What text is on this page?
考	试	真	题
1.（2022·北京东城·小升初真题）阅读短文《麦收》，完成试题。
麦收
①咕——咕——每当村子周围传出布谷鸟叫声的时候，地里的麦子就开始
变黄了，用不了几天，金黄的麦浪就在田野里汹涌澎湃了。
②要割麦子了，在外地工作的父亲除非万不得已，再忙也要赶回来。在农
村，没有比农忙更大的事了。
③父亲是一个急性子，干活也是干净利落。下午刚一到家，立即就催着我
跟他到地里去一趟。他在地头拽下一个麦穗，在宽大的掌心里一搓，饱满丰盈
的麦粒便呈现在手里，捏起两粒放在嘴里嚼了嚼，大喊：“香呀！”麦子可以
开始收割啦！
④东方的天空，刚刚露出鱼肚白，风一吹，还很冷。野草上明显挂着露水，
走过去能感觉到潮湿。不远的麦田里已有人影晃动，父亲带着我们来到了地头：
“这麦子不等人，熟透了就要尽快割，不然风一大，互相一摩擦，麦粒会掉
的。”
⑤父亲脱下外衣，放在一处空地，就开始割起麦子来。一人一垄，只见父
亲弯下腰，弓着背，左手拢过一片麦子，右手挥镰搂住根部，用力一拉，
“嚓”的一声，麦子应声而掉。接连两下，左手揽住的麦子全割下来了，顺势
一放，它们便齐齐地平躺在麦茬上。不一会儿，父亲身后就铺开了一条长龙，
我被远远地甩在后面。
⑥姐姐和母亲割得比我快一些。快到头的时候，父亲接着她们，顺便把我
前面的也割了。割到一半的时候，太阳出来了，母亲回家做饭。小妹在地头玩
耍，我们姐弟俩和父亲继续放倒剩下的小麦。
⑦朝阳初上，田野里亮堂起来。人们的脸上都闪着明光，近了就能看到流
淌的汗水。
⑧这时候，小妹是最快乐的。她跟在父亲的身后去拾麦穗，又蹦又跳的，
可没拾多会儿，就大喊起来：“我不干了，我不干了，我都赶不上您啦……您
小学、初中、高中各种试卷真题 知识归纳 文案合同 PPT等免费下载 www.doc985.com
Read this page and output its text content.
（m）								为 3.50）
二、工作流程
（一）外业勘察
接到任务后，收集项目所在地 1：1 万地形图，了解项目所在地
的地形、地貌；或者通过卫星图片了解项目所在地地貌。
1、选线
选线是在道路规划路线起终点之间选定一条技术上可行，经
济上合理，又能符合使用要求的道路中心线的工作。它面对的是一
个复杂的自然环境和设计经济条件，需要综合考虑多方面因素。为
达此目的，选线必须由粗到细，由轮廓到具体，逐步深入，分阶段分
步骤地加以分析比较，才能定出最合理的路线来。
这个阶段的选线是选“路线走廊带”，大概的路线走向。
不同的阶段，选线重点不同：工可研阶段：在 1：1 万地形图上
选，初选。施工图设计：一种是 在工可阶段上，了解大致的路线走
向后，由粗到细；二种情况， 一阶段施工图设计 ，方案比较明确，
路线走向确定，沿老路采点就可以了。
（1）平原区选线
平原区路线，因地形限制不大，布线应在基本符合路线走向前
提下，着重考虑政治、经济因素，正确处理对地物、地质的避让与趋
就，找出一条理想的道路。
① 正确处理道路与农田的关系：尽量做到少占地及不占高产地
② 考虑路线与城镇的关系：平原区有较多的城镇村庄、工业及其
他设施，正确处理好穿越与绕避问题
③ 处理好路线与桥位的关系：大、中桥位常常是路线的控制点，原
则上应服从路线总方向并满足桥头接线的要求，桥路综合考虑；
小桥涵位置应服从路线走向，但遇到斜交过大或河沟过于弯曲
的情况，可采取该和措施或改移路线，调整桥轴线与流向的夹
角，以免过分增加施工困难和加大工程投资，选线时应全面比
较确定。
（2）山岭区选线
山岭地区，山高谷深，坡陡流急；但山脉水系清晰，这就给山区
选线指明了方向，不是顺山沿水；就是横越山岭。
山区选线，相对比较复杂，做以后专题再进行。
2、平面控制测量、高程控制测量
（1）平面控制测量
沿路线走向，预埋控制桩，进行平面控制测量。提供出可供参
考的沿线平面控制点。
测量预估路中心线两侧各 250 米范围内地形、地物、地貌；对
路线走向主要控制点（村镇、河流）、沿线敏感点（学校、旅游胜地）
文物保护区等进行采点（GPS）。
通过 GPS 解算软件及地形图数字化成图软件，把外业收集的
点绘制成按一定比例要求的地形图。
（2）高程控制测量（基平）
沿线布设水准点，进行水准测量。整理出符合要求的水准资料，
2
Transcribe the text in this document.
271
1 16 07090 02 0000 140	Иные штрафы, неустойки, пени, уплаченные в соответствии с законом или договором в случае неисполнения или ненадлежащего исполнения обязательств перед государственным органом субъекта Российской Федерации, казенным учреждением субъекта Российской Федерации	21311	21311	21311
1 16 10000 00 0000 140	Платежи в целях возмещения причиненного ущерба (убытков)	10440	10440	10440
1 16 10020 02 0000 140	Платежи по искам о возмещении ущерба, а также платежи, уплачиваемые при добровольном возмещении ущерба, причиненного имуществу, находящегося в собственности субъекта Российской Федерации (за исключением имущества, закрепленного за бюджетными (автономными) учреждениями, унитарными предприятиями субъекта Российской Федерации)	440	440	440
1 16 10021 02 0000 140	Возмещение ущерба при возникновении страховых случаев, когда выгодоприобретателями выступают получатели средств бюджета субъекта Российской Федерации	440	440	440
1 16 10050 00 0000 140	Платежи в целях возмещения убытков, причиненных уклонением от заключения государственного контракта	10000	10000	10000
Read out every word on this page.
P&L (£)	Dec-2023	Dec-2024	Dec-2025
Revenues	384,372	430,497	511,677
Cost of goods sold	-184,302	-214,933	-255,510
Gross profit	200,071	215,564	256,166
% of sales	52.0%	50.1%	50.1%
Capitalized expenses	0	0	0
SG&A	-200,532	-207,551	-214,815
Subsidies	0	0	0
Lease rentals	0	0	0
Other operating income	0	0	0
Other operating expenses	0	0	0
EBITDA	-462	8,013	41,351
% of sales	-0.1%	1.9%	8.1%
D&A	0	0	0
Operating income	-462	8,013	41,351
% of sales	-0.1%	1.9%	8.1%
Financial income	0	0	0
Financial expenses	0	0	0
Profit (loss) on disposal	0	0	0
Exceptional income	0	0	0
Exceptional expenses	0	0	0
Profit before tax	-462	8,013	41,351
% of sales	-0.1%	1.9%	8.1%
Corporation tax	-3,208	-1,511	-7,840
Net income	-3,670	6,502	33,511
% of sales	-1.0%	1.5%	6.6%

++++

• _Task_: In the listing, find all lines with the string "this" and copy them.

• _Task solution_:
What text is on this page?
Read this page and output its text content.
Transcribe the text in this document.
Read out every word on this page.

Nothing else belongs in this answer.